What needs to be done: Leave out the pictures and transcribe everything else exactly.

Given information:

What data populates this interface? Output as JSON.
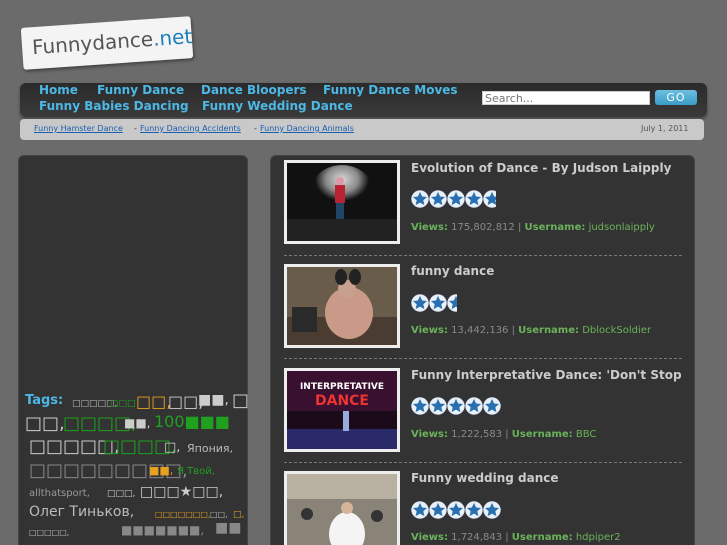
{
  "logo": {
    "name": "Funnydance",
    "tld": ".net"
  },
  "nav": {
    "row1": [
      "Home",
      "Funny Dance",
      "Dance Bloopers",
      "Funny Dance Moves"
    ],
    "row2": [
      "Funny Babies Dancing",
      "Funny Wedding Dance"
    ]
  },
  "search": {
    "placeholder": "Search...",
    "go_label": "GO"
  },
  "breadcrumbs": [
    "Funny Hamster Dance",
    "Funny Dancing Accidents",
    "Funny Dancing Animals"
  ],
  "date": "July 1, 2011",
  "sidebar": {
    "tags_label": "Tags:",
    "tags": [
      "□□□□□,",
      "□□□",
      "□□,",
      "□□,",
      "■■,",
      "□",
      "□□,",
      "□□□□,",
      "■■,",
      "100■■■",
      "□□□□□,",
      "□□□□,",
      "□,",
      "Япония,",
      "□□□□□□□□□,",
      "■■,",
      "Я Твой,",
      "allthatsport,",
      "□□□,",
      "□□□★□□,",
      "Олег Тиньков,",
      "□□□□□□□,",
      "□□,",
      "□,",
      "□□□□□,",
      "■■■■■■■,",
      "■■"
    ]
  },
  "videos": [
    {
      "title": "Evolution of Dance - By Judson Laipply",
      "views_label": "Views:",
      "views": "175,802,812",
      "user_label": "Username:",
      "user": "judsonlaipply",
      "rating": 5
    },
    {
      "title": "funny dance",
      "views_label": "Views:",
      "views": "13,442,136",
      "user_label": "Username:",
      "user": "DblockSoldier",
      "rating": 3
    },
    {
      "title": "Funny Interpretative Dance: 'Don't Stop",
      "views_label": "Views:",
      "views": "1,222,583",
      "user_label": "Username:",
      "user": "BBC",
      "rating": 5
    },
    {
      "title": "Funny wedding dance",
      "views_label": "Views:",
      "views": "1,724,843",
      "user_label": "Username:",
      "user": "hdpiper2",
      "rating": 5
    }
  ],
  "thumb2_text": "INTERPRETATIVE DANCE",
  "colors": {
    "link": "#4cb8e6",
    "green": "#6bb35a",
    "orange": "#e8a020",
    "tag_green": "#1fa01f"
  }
}
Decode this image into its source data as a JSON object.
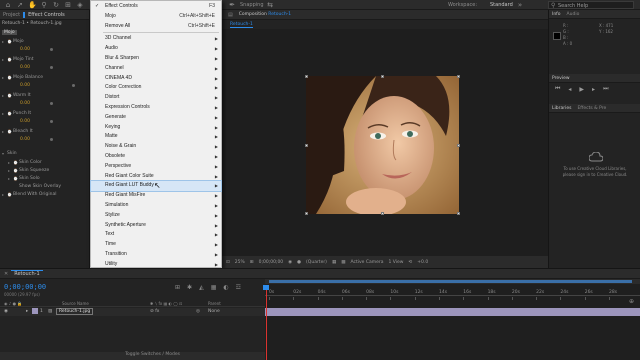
{
  "topbar": {
    "snapping_label": "Snapping",
    "workspace_label": "Workspace:",
    "workspace_value": "Standard",
    "search_placeholder": "Search Help"
  },
  "left_panel": {
    "tabs": [
      "Project",
      "Effect Controls"
    ],
    "effect_controls_title": "Retouch-1 • Retouch-1.jpg",
    "effects": [
      {
        "name": "Mojo",
        "value": ""
      },
      {
        "name": "Mojo",
        "value": "0.00"
      },
      {
        "name": "Mojo Tint",
        "value": "0.00"
      },
      {
        "name": "Mojo Balance",
        "value": "0.00"
      },
      {
        "name": "Warm It",
        "value": "0.00"
      },
      {
        "name": "Punch It",
        "value": "0.00"
      },
      {
        "name": "Bleach It",
        "value": "0.00"
      }
    ],
    "skin_group": {
      "name": "Skin",
      "children": [
        "Skin Color",
        "Skin Squeeze",
        "Skin Solo",
        "Show Skin Overlay"
      ],
      "blend_label": "Blend With Original"
    }
  },
  "menu": {
    "items": [
      {
        "label": "Effect Controls",
        "shortcut": "F3",
        "checked": true,
        "submenu": false
      },
      {
        "label": "Mojo",
        "shortcut": "Ctrl+Alt+Shift+E",
        "checked": false,
        "submenu": false
      },
      {
        "label": "Remove All",
        "shortcut": "Ctrl+Shift+E",
        "checked": false,
        "submenu": false
      },
      {
        "label": "3D Channel",
        "shortcut": "",
        "submenu": true
      },
      {
        "label": "Audio",
        "shortcut": "",
        "submenu": true
      },
      {
        "label": "Blur & Sharpen",
        "shortcut": "",
        "submenu": true
      },
      {
        "label": "Channel",
        "shortcut": "",
        "submenu": true
      },
      {
        "label": "CINEMA 4D",
        "shortcut": "",
        "submenu": true
      },
      {
        "label": "Color Correction",
        "shortcut": "",
        "submenu": true
      },
      {
        "label": "Distort",
        "shortcut": "",
        "submenu": true
      },
      {
        "label": "Expression Controls",
        "shortcut": "",
        "submenu": true
      },
      {
        "label": "Generate",
        "shortcut": "",
        "submenu": true
      },
      {
        "label": "Keying",
        "shortcut": "",
        "submenu": true
      },
      {
        "label": "Matte",
        "shortcut": "",
        "submenu": true
      },
      {
        "label": "Noise & Grain",
        "shortcut": "",
        "submenu": true
      },
      {
        "label": "Obsolete",
        "shortcut": "",
        "submenu": true
      },
      {
        "label": "Perspective",
        "shortcut": "",
        "submenu": true
      },
      {
        "label": "Red Giant Color Suite",
        "shortcut": "",
        "submenu": true
      },
      {
        "label": "Red Giant LUT Buddy",
        "shortcut": "",
        "submenu": true,
        "highlighted": true
      },
      {
        "label": "Red Giant MisFire",
        "shortcut": "",
        "submenu": true
      },
      {
        "label": "Simulation",
        "shortcut": "",
        "submenu": true
      },
      {
        "label": "Stylize",
        "shortcut": "",
        "submenu": true
      },
      {
        "label": "Synthetic Aperture",
        "shortcut": "",
        "submenu": true
      },
      {
        "label": "Text",
        "shortcut": "",
        "submenu": true
      },
      {
        "label": "Time",
        "shortcut": "",
        "submenu": true
      },
      {
        "label": "Transition",
        "shortcut": "",
        "submenu": true
      },
      {
        "label": "Utility",
        "shortcut": "",
        "submenu": true
      }
    ]
  },
  "composition": {
    "tab_label": "Composition",
    "comp_name": "Retouch-1",
    "sub_tab": "Retouch-1",
    "zoom": "25%",
    "timecode": "0;00;00;00",
    "resolution": "(Quarter)",
    "camera": "Active Camera",
    "views": "1 View",
    "offset": "+0.0"
  },
  "info_panel": {
    "tabs": [
      "Info",
      "Audio"
    ],
    "r_label": "R :",
    "g_label": "G :",
    "b_label": "B :",
    "a_label": "A : 0",
    "x_label": "X : 471",
    "y_label": "Y : 162"
  },
  "preview_panel": {
    "tab": "Preview"
  },
  "libraries_panel": {
    "tabs": [
      "Libraries",
      "Effects & Pre"
    ],
    "message_line1": "To use Creative Cloud Libraries,",
    "message_line2": "please sign in to Creative Cloud."
  },
  "timeline": {
    "tab": "Retouch-1",
    "timecode": "0;00;00;00",
    "frame_info": "00000 (29.97 fps)",
    "source_header": "Source Name",
    "parent_header": "Parent",
    "layer_number": "1",
    "layer_name": "Retouch-1.jpg",
    "parent_value": "None",
    "toggle_label": "Toggle Switches / Modes",
    "ruler_labels": [
      "0s",
      "02s",
      "04s",
      "06s",
      "08s",
      "10s",
      "12s",
      "14s",
      "16s",
      "18s",
      "20s",
      "22s",
      "24s",
      "26s",
      "28s"
    ]
  },
  "colors": {
    "bg": "#232323",
    "panel_header": "#2b2b2b",
    "accent_blue": "#2d8ceb",
    "value_orange": "#c79a2a",
    "menu_bg": "#f0f0f0",
    "layer_bar": "#9c95bc",
    "work_area": "#3a6fa8"
  }
}
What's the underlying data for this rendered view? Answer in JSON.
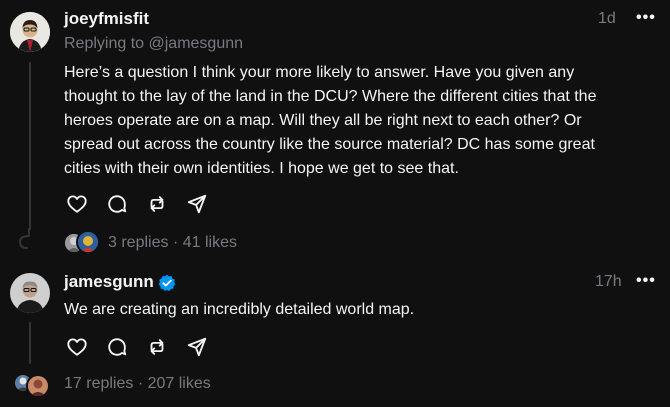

Full response:
What data populates this interface? Output as JSON.
{
  "logo": {
    "name": "Funnydance",
    "tld": ".net"
  },
  "nav": {
    "row1": [
      "Home",
      "Funny Dance",
      "Dance Bloopers",
      "Funny Dance Moves"
    ],
    "row2": [
      "Funny Babies Dancing",
      "Funny Wedding Dance"
    ]
  },
  "search": {
    "placeholder": "Search...",
    "go_label": "GO"
  },
  "breadcrumbs": [
    "Funny Hamster Dance",
    "Funny Dancing Accidents",
    "Funny Dancing Animals"
  ],
  "date": "July 1, 2011",
  "sidebar": {
    "tags_label": "Tags:",
    "tags": [
      "□□□□□,",
      "□□□",
      "□□,",
      "□□,",
      "■■,",
      "□",
      "□□,",
      "□□□□,",
      "■■,",
      "100■■■",
      "□□□□□,",
      "□□□□,",
      "□,",
      "Япония,",
      "□□□□□□□□□,",
      "■■,",
      "Я Твой,",
      "allthatsport,",
      "□□□,",
      "□□□★□□,",
      "Олег Тиньков,",
      "□□□□□□□,",
      "□□,",
      "□,",
      "□□□□□,",
      "■■■■■■■,",
      "■■"
    ]
  },
  "videos": [
    {
      "title": "Evolution of Dance - By Judson Laipply",
      "views_label": "Views:",
      "views": "175,802,812",
      "user_label": "Username:",
      "user": "judsonlaipply",
      "rating": 5
    },
    {
      "title": "funny dance",
      "views_label": "Views:",
      "views": "13,442,136",
      "user_label": "Username:",
      "user": "DblockSoldier",
      "rating": 3
    },
    {
      "title": "Funny Interpretative Dance: 'Don't Stop",
      "views_label": "Views:",
      "views": "1,222,583",
      "user_label": "Username:",
      "user": "BBC",
      "rating": 5
    },
    {
      "title": "Funny wedding dance",
      "views_label": "Views:",
      "views": "1,724,843",
      "user_label": "Username:",
      "user": "hdpiper2",
      "rating": 5
    }
  ],
  "thumb2_text": "INTERPRETATIVE DANCE",
  "colors": {
    "link": "#4cb8e6",
    "green": "#6bb35a",
    "orange": "#e8a020",
    "tag_green": "#1fa01f"
  }
}
Decode this image into its source data as a JSON object.
{
  "topbar": {
    "snapping_label": "Snapping",
    "workspace_label": "Workspace:",
    "workspace_value": "Standard",
    "search_placeholder": "Search Help"
  },
  "left_panel": {
    "tabs": [
      "Project",
      "Effect Controls"
    ],
    "effect_controls_title": "Retouch-1 • Retouch-1.jpg",
    "effects": [
      {
        "name": "Mojo",
        "value": ""
      },
      {
        "name": "Mojo",
        "value": "0.00"
      },
      {
        "name": "Mojo Tint",
        "value": "0.00"
      },
      {
        "name": "Mojo Balance",
        "value": "0.00"
      },
      {
        "name": "Warm It",
        "value": "0.00"
      },
      {
        "name": "Punch It",
        "value": "0.00"
      },
      {
        "name": "Bleach It",
        "value": "0.00"
      }
    ],
    "skin_group": {
      "name": "Skin",
      "children": [
        "Skin Color",
        "Skin Squeeze",
        "Skin Solo",
        "Show Skin Overlay"
      ],
      "blend_label": "Blend With Original"
    }
  },
  "menu": {
    "items": [
      {
        "label": "Effect Controls",
        "shortcut": "F3",
        "checked": true,
        "submenu": false
      },
      {
        "label": "Mojo",
        "shortcut": "Ctrl+Alt+Shift+E",
        "checked": false,
        "submenu": false
      },
      {
        "label": "Remove All",
        "shortcut": "Ctrl+Shift+E",
        "checked": false,
        "submenu": false
      },
      {
        "label": "3D Channel",
        "shortcut": "",
        "submenu": true
      },
      {
        "label": "Audio",
        "shortcut": "",
        "submenu": true
      },
      {
        "label": "Blur & Sharpen",
        "shortcut": "",
        "submenu": true
      },
      {
        "label": "Channel",
        "shortcut": "",
        "submenu": true
      },
      {
        "label": "CINEMA 4D",
        "shortcut": "",
        "submenu": true
      },
      {
        "label": "Color Correction",
        "shortcut": "",
        "submenu": true
      },
      {
        "label": "Distort",
        "shortcut": "",
        "submenu": true
      },
      {
        "label": "Expression Controls",
        "shortcut": "",
        "submenu": true
      },
      {
        "label": "Generate",
        "shortcut": "",
        "submenu": true
      },
      {
        "label": "Keying",
        "shortcut": "",
        "submenu": true
      },
      {
        "label": "Matte",
        "shortcut": "",
        "submenu": true
      },
      {
        "label": "Noise & Grain",
        "shortcut": "",
        "submenu": true
      },
      {
        "label": "Obsolete",
        "shortcut": "",
        "submenu": true
      },
      {
        "label": "Perspective",
        "shortcut": "",
        "submenu": true
      },
      {
        "label": "Red Giant Color Suite",
        "shortcut": "",
        "submenu": true
      },
      {
        "label": "Red Giant LUT Buddy",
        "shortcut": "",
        "submenu": true,
        "highlighted": true
      },
      {
        "label": "Red Giant MisFire",
        "shortcut": "",
        "submenu": true
      },
      {
        "label": "Simulation",
        "shortcut": "",
        "submenu": true
      },
      {
        "label": "Stylize",
        "shortcut": "",
        "submenu": true
      },
      {
        "label": "Synthetic Aperture",
        "shortcut": "",
        "submenu": true
      },
      {
        "label": "Text",
        "shortcut": "",
        "submenu": true
      },
      {
        "label": "Time",
        "shortcut": "",
        "submenu": true
      },
      {
        "label": "Transition",
        "shortcut": "",
        "submenu": true
      },
      {
        "label": "Utility",
        "shortcut": "",
        "submenu": true
      }
    ]
  },
  "composition": {
    "tab_label": "Composition",
    "comp_name": "Retouch-1",
    "sub_tab": "Retouch-1",
    "zoom": "25%",
    "timecode": "0;00;00;00",
    "resolution": "(Quarter)",
    "camera": "Active Camera",
    "views": "1 View",
    "offset": "+0.0"
  },
  "info_panel": {
    "tabs": [
      "Info",
      "Audio"
    ],
    "r_label": "R :",
    "g_label": "G :",
    "b_label": "B :",
    "a_label": "A : 0",
    "x_label": "X : 471",
    "y_label": "Y : 162"
  },
  "preview_panel": {
    "tab": "Preview"
  },
  "libraries_panel": {
    "tabs": [
      "Libraries",
      "Effects & Pre"
    ],
    "message_line1": "To use Creative Cloud Libraries,",
    "message_line2": "please sign in to Creative Cloud."
  },
  "timeline": {
    "tab": "Retouch-1",
    "timecode": "0;00;00;00",
    "frame_info": "00000 (29.97 fps)",
    "source_header": "Source Name",
    "parent_header": "Parent",
    "layer_number": "1",
    "layer_name": "Retouch-1.jpg",
    "parent_value": "None",
    "toggle_label": "Toggle Switches / Modes",
    "ruler_labels": [
      "0s",
      "02s",
      "04s",
      "06s",
      "08s",
      "10s",
      "12s",
      "14s",
      "16s",
      "18s",
      "20s",
      "22s",
      "24s",
      "26s",
      "28s"
    ]
  },
  "colors": {
    "bg": "#232323",
    "panel_header": "#2b2b2b",
    "accent_blue": "#2d8ceb",
    "value_orange": "#c79a2a",
    "menu_bg": "#f0f0f0",
    "layer_bar": "#9c95bc",
    "work_area": "#3a6fa8"
  }
}
What's the underlying data for this rendered view? Answer in JSON.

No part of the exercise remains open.